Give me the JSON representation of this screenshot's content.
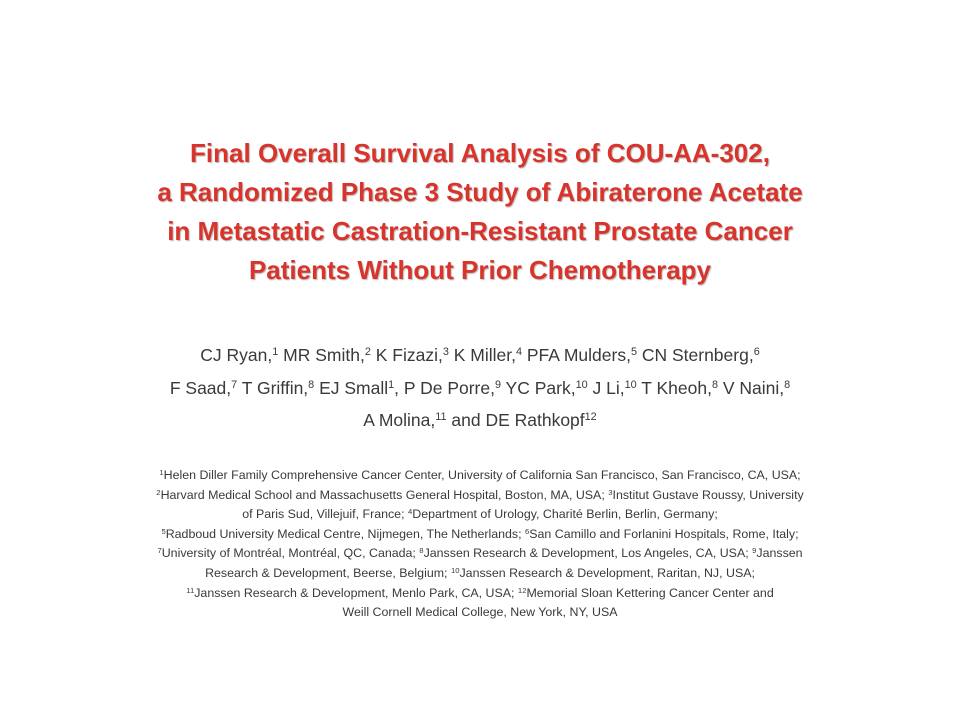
{
  "title": {
    "lines": [
      "Final Overall Survival Analysis of COU-AA-302,",
      "a Randomized Phase 3 Study of Abiraterone Acetate",
      "in Metastatic Castration-Resistant Prostate Cancer",
      "Patients Without Prior Chemotherapy"
    ]
  },
  "authors": {
    "lines": [
      [
        {
          "t": "CJ Ryan,"
        },
        {
          "s": "1"
        },
        {
          "t": " MR Smith,"
        },
        {
          "s": "2"
        },
        {
          "t": " K Fizazi,"
        },
        {
          "s": "3"
        },
        {
          "t": " K Miller,"
        },
        {
          "s": "4"
        },
        {
          "t": " PFA Mulders,"
        },
        {
          "s": "5"
        },
        {
          "t": " CN Sternberg,"
        },
        {
          "s": "6"
        }
      ],
      [
        {
          "t": "F Saad,"
        },
        {
          "s": "7"
        },
        {
          "t": " T Griffin,"
        },
        {
          "s": "8"
        },
        {
          "t": " EJ Small"
        },
        {
          "s": "1"
        },
        {
          "t": ", P De Porre,"
        },
        {
          "s": "9"
        },
        {
          "t": " YC Park,"
        },
        {
          "s": "10"
        },
        {
          "t": " J Li,"
        },
        {
          "s": "10"
        },
        {
          "t": " T Kheoh,"
        },
        {
          "s": "8"
        },
        {
          "t": " V Naini,"
        },
        {
          "s": "8"
        }
      ],
      [
        {
          "t": "A Molina,"
        },
        {
          "s": "11"
        },
        {
          "t": " and DE Rathkopf"
        },
        {
          "s": "12"
        }
      ]
    ]
  },
  "affiliations": {
    "lines": [
      [
        {
          "s": "1"
        },
        {
          "t": "Helen Diller Family Comprehensive Cancer Center, University of California San Francisco, San Francisco, CA, USA;"
        }
      ],
      [
        {
          "s": "2"
        },
        {
          "t": "Harvard Medical School and Massachusetts General Hospital, Boston, MA, USA; "
        },
        {
          "s": "3"
        },
        {
          "t": "Institut Gustave Roussy, University"
        }
      ],
      [
        {
          "t": "of Paris Sud, Villejuif, France; "
        },
        {
          "s": "4"
        },
        {
          "t": "Department of Urology, Charité Berlin, Berlin, Germany;"
        }
      ],
      [
        {
          "s": "5"
        },
        {
          "t": "Radboud University Medical Centre, Nijmegen, The Netherlands; "
        },
        {
          "s": "6"
        },
        {
          "t": "San Camillo and Forlanini Hospitals, Rome, Italy;"
        }
      ],
      [
        {
          "s": "7"
        },
        {
          "t": "University of Montréal, Montréal, QC, Canada; "
        },
        {
          "s": "8"
        },
        {
          "t": "Janssen Research & Development, Los Angeles, CA, USA; "
        },
        {
          "s": "9"
        },
        {
          "t": "Janssen"
        }
      ],
      [
        {
          "t": "Research & Development, Beerse, Belgium; "
        },
        {
          "s": "10"
        },
        {
          "t": "Janssen Research & Development, Raritan, NJ, USA;"
        }
      ],
      [
        {
          "s": "11"
        },
        {
          "t": "Janssen Research & Development, Menlo Park, CA, USA; "
        },
        {
          "s": "12"
        },
        {
          "t": "Memorial Sloan Kettering Cancer Center and"
        }
      ],
      [
        {
          "t": "Weill Cornell Medical College, New York, NY, USA"
        }
      ]
    ]
  }
}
=====
# Task goal:
Considering the records line by line, how many lines hold the string "Research"? Say only the number.

# Task solution:
4